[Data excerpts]
_ _ _ _ _
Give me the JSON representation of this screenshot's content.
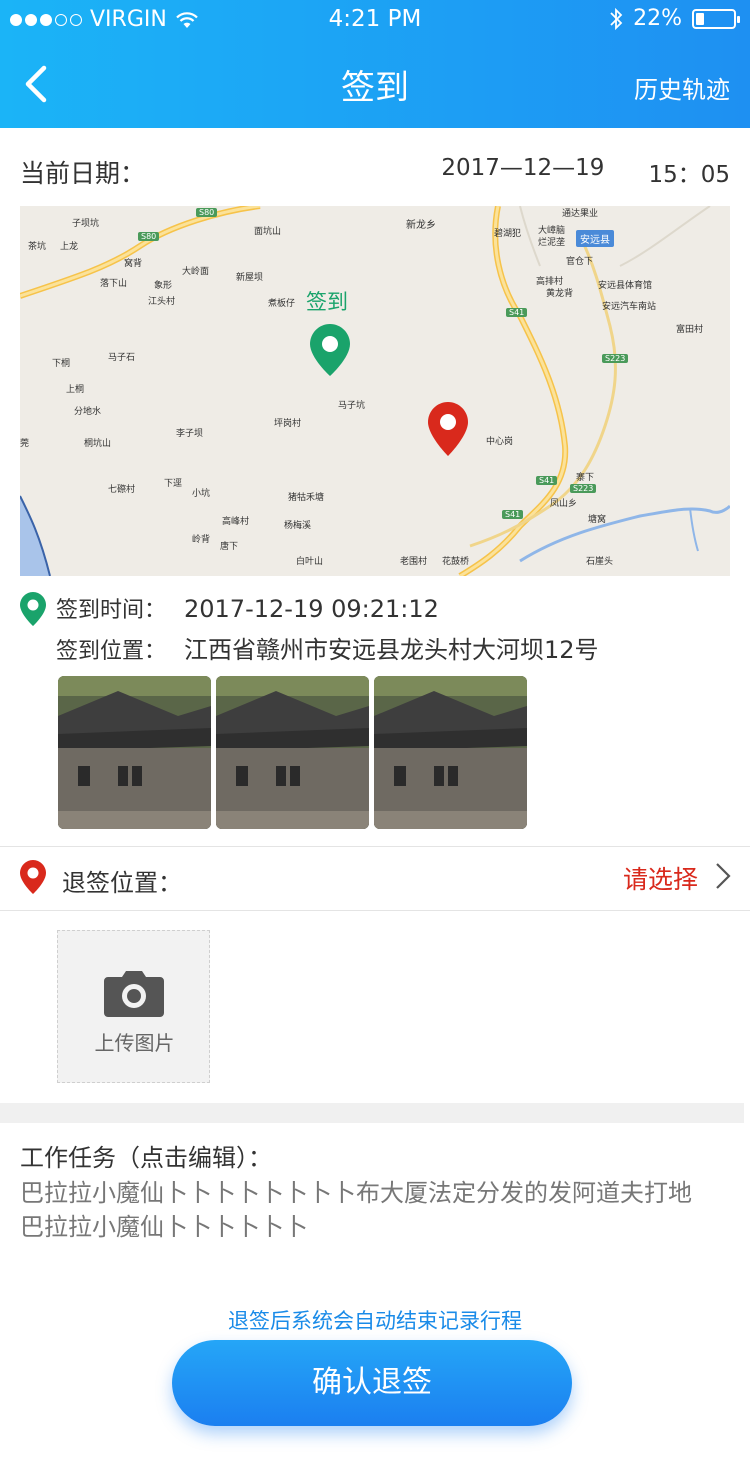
{
  "status_bar": {
    "carrier": "VIRGIN",
    "time": "4:21 PM",
    "battery": "22%",
    "battery_level": 0.22,
    "signal_bars_filled": 3,
    "signal_bars_total": 5
  },
  "nav": {
    "title": "签到",
    "right_action": "历史轨迹"
  },
  "date": {
    "label": "当前日期：",
    "date": "2017—12—19",
    "time": "15：05"
  },
  "map": {
    "checkin_marker_label": "签到",
    "labels": [
      "子坝坑",
      "茶坑",
      "上龙",
      "面坑山",
      "新龙乡",
      "通达果业",
      "大嶂脑",
      "烂泥垄",
      "安远县",
      "碧湖犯",
      "高排村",
      "黄龙背",
      "安远县体育馆",
      "官仓下",
      "安远汽车南站",
      "窝背",
      "落下山",
      "大岭面",
      "象形",
      "新屋坝",
      "江头村",
      "煮板仔",
      "富田村",
      "下桐",
      "马子石",
      "上桐",
      "马子坑",
      "分地水",
      "桐坑山",
      "李子坝",
      "坪岗村",
      "中心岗",
      "七磜村",
      "下逕",
      "小坑",
      "猪牯禾塘",
      "寨下",
      "凤山乡",
      "高峰村",
      "杨梅溪",
      "岭背",
      "唐下",
      "塘窝",
      "白叶山",
      "老围村",
      "花鼓桥",
      "石崖头",
      "莞"
    ],
    "road_badges": [
      "S80",
      "S80",
      "S41",
      "S223",
      "S41",
      "S223",
      "S41"
    ],
    "county_badge": "安远县"
  },
  "checkin": {
    "time_label": "签到时间：",
    "time_value": "2017-12-19 09:21:12",
    "location_label": "签到位置：",
    "location_value": "江西省赣州市安远县龙头村大河坝12号"
  },
  "checkout": {
    "label": "退签位置：",
    "select_text": "请选择"
  },
  "upload": {
    "label": "上传图片"
  },
  "task": {
    "title": "工作任务（点击编辑）：",
    "line1": "巴拉拉小魔仙卜卜卜卜卜卜卜卜布大厦法定分发的发阿道夫打地",
    "line2": "巴拉拉小魔仙卜卜卜卜卜卜"
  },
  "footer": {
    "hint": "退签后系统会自动结束记录行程",
    "confirm_button": "确认退签"
  },
  "colors": {
    "primary": "#1e90f2",
    "accent_red": "#d9291c",
    "accent_green": "#1aa36b"
  },
  "icons": [
    "back-chevron-icon",
    "wifi-icon",
    "bluetooth-icon",
    "battery-icon",
    "location-pin-green-icon",
    "location-pin-red-icon",
    "chevron-right-icon",
    "camera-icon"
  ]
}
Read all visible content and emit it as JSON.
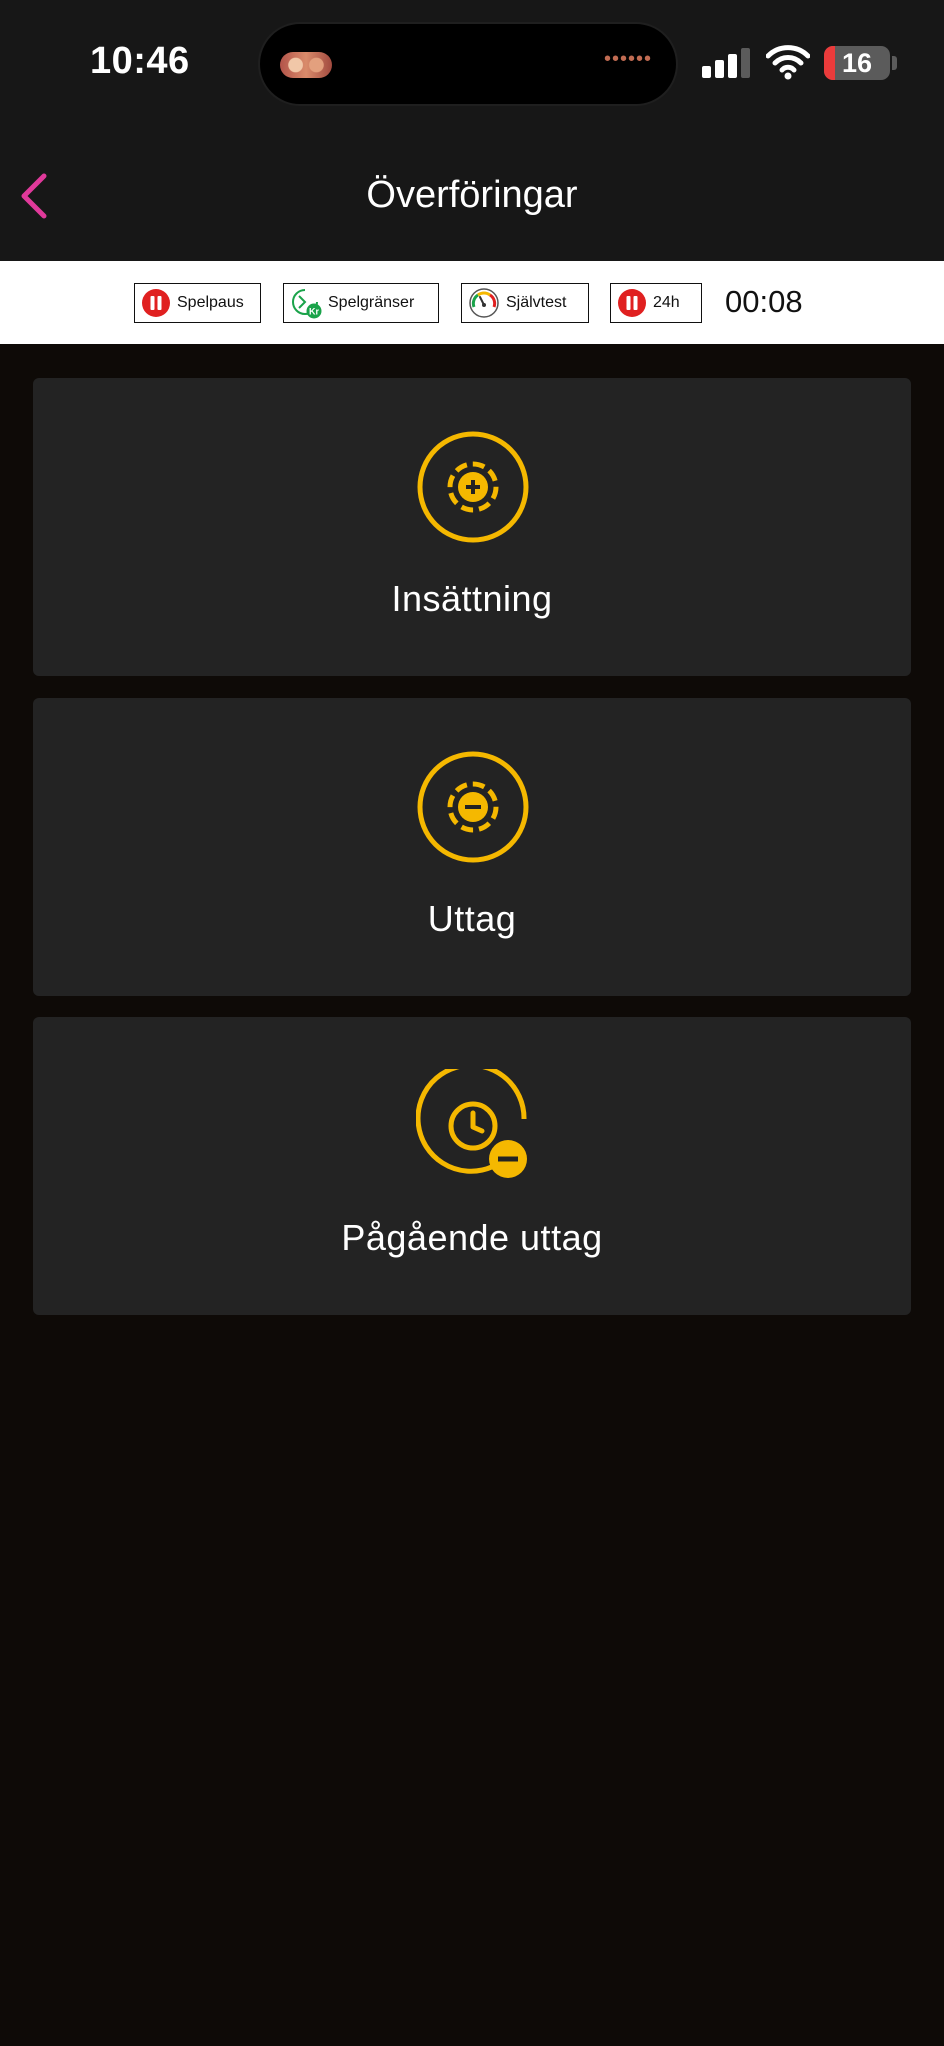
{
  "status_bar": {
    "time": "10:46",
    "battery_level": "16"
  },
  "header": {
    "title": "Överföringar"
  },
  "responsible_gaming": {
    "spelpaus": "Spelpaus",
    "spelgranser": "Spelgränser",
    "sjalvtest": "Självtest",
    "pause24": "24h",
    "timer": "00:08"
  },
  "cards": [
    {
      "label": "Insättning",
      "icon": "deposit-plus-icon"
    },
    {
      "label": "Uttag",
      "icon": "withdraw-minus-icon"
    },
    {
      "label": "Pågående uttag",
      "icon": "pending-withdrawal-clock-icon"
    }
  ],
  "colors": {
    "accent": "#f5b800",
    "back_arrow": "#e0399a",
    "card_bg": "#232323",
    "page_bg": "#0e0a07",
    "header_bg": "#171717",
    "pause_red": "#e02020",
    "limits_green": "#1aa34a"
  }
}
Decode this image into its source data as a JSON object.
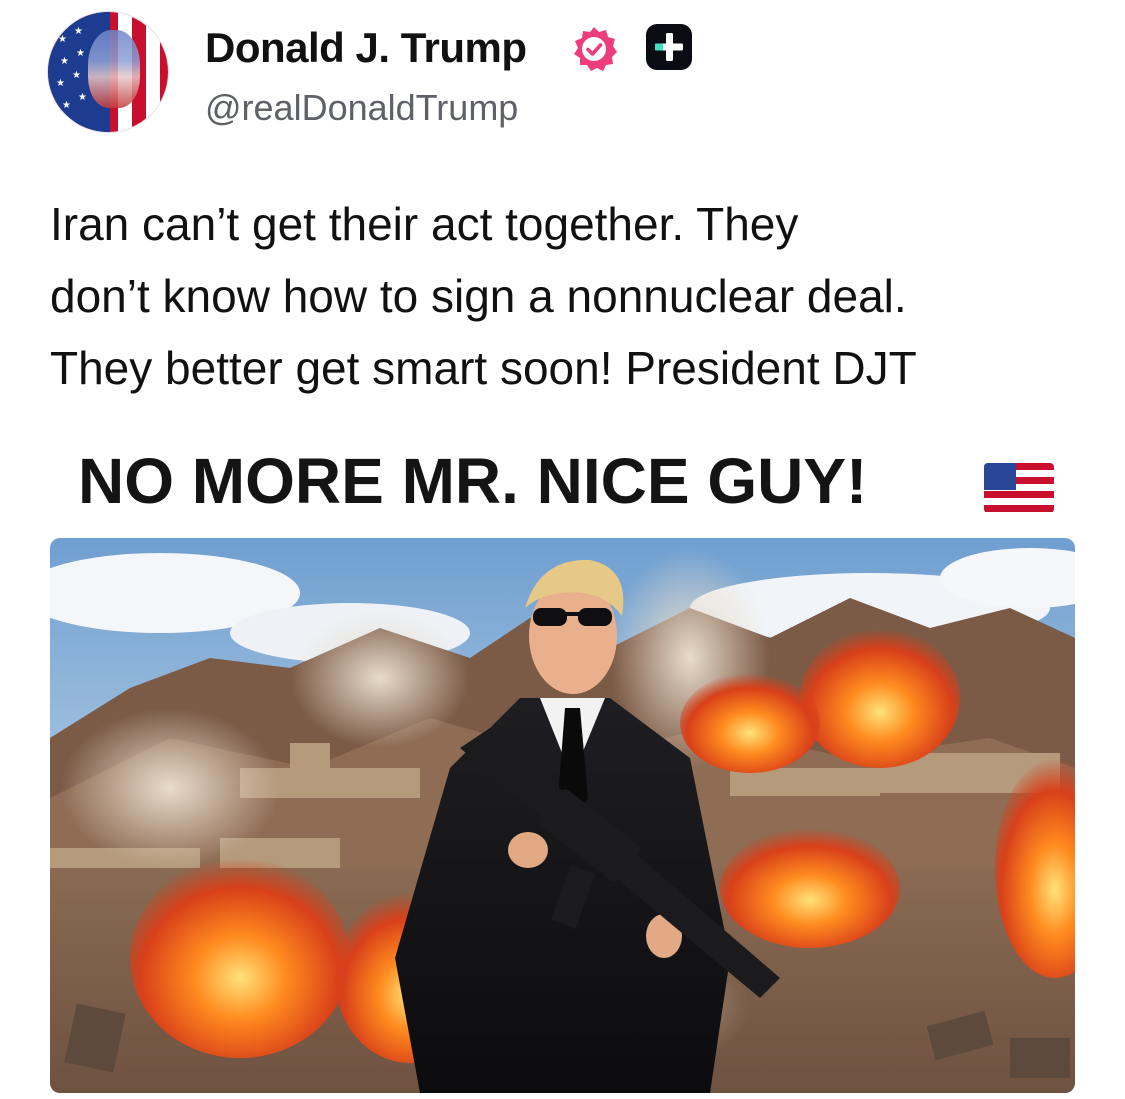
{
  "author": {
    "name": "Donald J. Trump",
    "handle": "@realDonaldTrump",
    "verified_badge_color": "#ee3d7d",
    "plus_badge_color": "#0b0b14"
  },
  "post": {
    "lines": [
      "Iran can’t get their act together. They",
      "don’t know how to sign a nonnuclear deal.",
      "They better get smart soon! President DJT"
    ]
  },
  "media": {
    "headline": "NO MORE MR. NICE GUY!",
    "headline_emoji": "flag-us-emoji"
  },
  "colors": {
    "text": "#111111",
    "handle": "#5f6168",
    "background": "#ffffff"
  }
}
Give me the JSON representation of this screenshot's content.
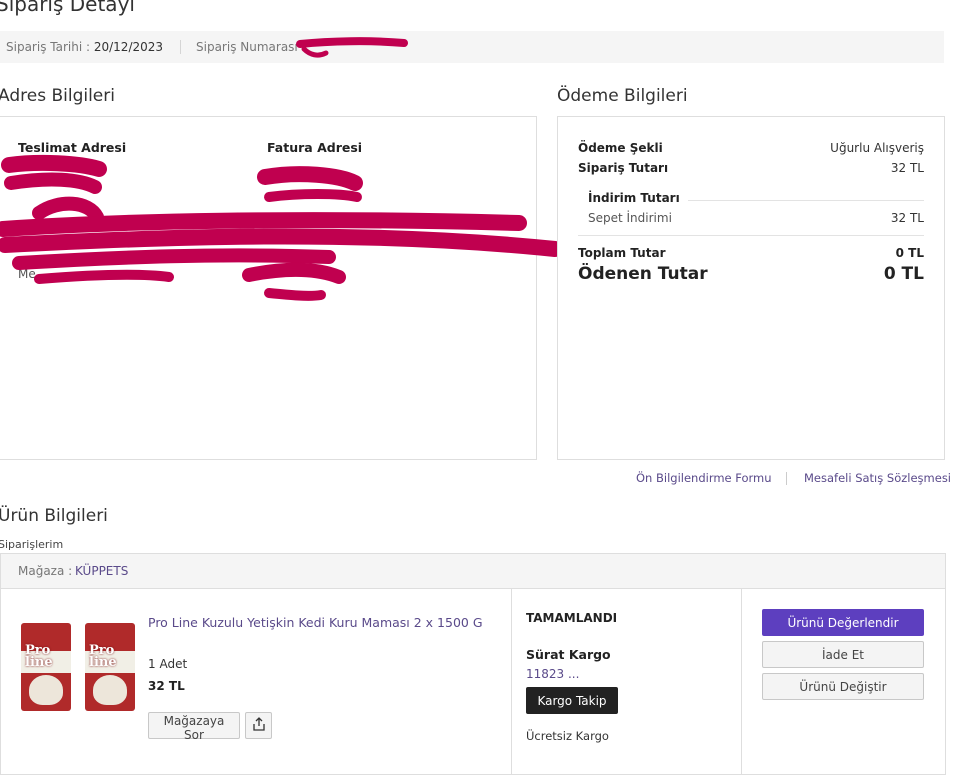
{
  "page": {
    "title": "Sipariş Detayı"
  },
  "order": {
    "date_label": "Sipariş Tarihi :",
    "date_value": "20/12/2023",
    "number_label": "Sipariş Numarası"
  },
  "address": {
    "section_title": "Adres Bilgileri",
    "delivery_title": "Teslimat Adresi",
    "invoice_title": "Fatura Adresi",
    "visible_fragment": "Me"
  },
  "payment": {
    "section_title": "Ödeme Bilgileri",
    "method_label": "Ödeme Şekli",
    "method_value": "Uğurlu Alışveriş",
    "order_total_label": "Sipariş Tutarı",
    "order_total_value": "32 TL",
    "discount_title": "İndirim Tutarı",
    "cart_discount_label": "Sepet İndirimi",
    "cart_discount_value": "32 TL",
    "grand_total_label": "Toplam Tutar",
    "grand_total_value": "0 TL",
    "paid_label": "Ödenen Tutar",
    "paid_value": "0 TL"
  },
  "links": {
    "pre_info_form": "Ön Bilgilendirme Formu",
    "distance_sales": "Mesafeli Satış Sözleşmesi"
  },
  "product_section": {
    "title": "Ürün Bilgileri",
    "breadcrumb": "Siparişlerim",
    "store_label": "Mağaza :",
    "store_name": "KÜPPETS"
  },
  "product": {
    "name": "Pro Line Kuzulu Yetişkin Kedi Kuru Maması 2 x 1500 G",
    "quantity": "1 Adet",
    "price": "32 TL",
    "pack_logo_1": "Pro",
    "pack_logo_2": "line",
    "ask_store_label": "Mağazaya Sor",
    "status": "TAMAMLANDI",
    "carrier": "Sürat Kargo",
    "tracking_number": "11823 ...",
    "track_button": "Kargo Takip",
    "shipping_note": "Ücretsiz Kargo",
    "rate_button": "Ürünü Değerlendir",
    "return_button": "İade Et",
    "exchange_button": "Ürünü Değiştir"
  },
  "colors": {
    "accent": "#5d3fbf",
    "link": "#5a4a8a",
    "redaction": "#c0004f",
    "bar_bg": "#f5f5f5",
    "border": "#dedede"
  },
  "icons": {
    "share": "share-icon"
  }
}
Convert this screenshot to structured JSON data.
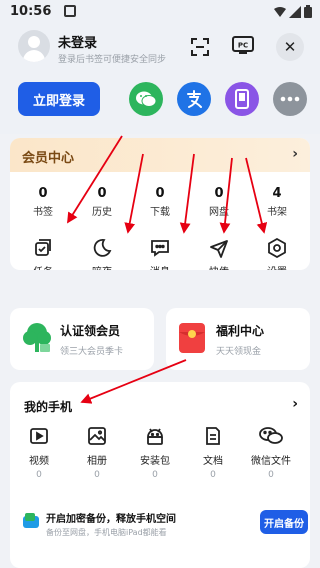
{
  "status_bar": {
    "time": "10:56"
  },
  "header": {
    "user_name": "未登录",
    "user_subtitle": "登录后书签可便捷安全同步",
    "login_button": "立即登录",
    "pc_label": "PC",
    "close_symbol": "✕"
  },
  "member": {
    "title": "会员中心",
    "stats": [
      {
        "value": "0",
        "label": "书签"
      },
      {
        "value": "0",
        "label": "历史"
      },
      {
        "value": "0",
        "label": "下载"
      },
      {
        "value": "0",
        "label": "网盘"
      },
      {
        "value": "4",
        "label": "书架"
      }
    ],
    "tools": [
      {
        "label": "任务",
        "icon": "task-icon"
      },
      {
        "label": "暗夜",
        "icon": "moon-icon"
      },
      {
        "label": "消息",
        "icon": "message-icon"
      },
      {
        "label": "快传",
        "icon": "send-icon"
      },
      {
        "label": "设置",
        "icon": "settings-icon"
      }
    ]
  },
  "promos": [
    {
      "title": "认证领会员",
      "subtitle": "领三大会员季卡",
      "icon": "tree-icon",
      "color": "#2db55d"
    },
    {
      "title": "福利中心",
      "subtitle": "天天领现金",
      "icon": "red-envelope-icon",
      "color": "#f04040"
    }
  ],
  "phone": {
    "title": "我的手机",
    "items": [
      {
        "label": "视频",
        "count": "0",
        "icon": "video-icon"
      },
      {
        "label": "相册",
        "count": "0",
        "icon": "album-icon"
      },
      {
        "label": "安装包",
        "count": "0",
        "icon": "android-icon"
      },
      {
        "label": "文档",
        "count": "0",
        "icon": "document-icon"
      },
      {
        "label": "微信文件",
        "count": "0",
        "icon": "wechat-icon"
      }
    ],
    "backup": {
      "title": "开启加密备份，释放手机空间",
      "subtitle": "备份至网盘，手机电脑iPad都能看",
      "button": "开启备份"
    }
  },
  "colors": {
    "accent": "#1f5ee6",
    "wechat": "#2db55d",
    "alipay": "#1f73e6",
    "tablet": "#8a55e6",
    "more": "#8d949c",
    "annotation_arrow": "#e60012"
  }
}
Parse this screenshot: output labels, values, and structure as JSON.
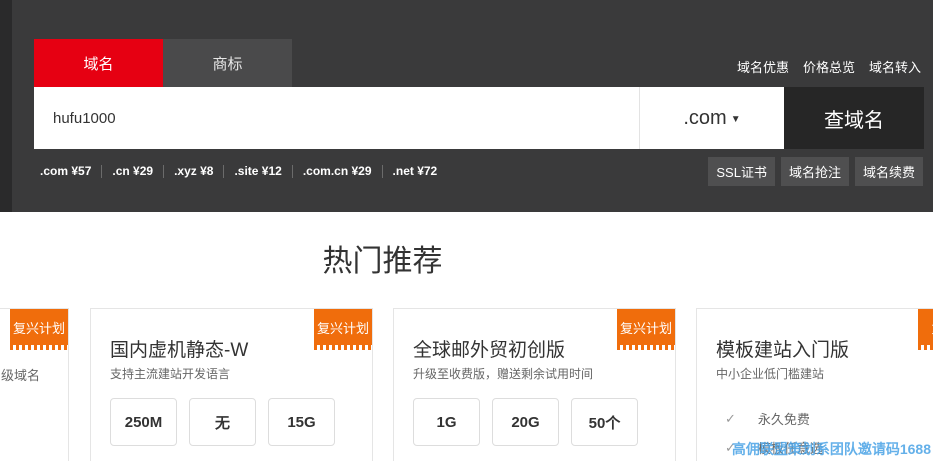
_ _ _ _ _
■ STATED EXERCISE ■
Find how many lines of the material carry the string "Adresi". Only the number should be in the answer.

■ WRITTEN ANSWER ■
2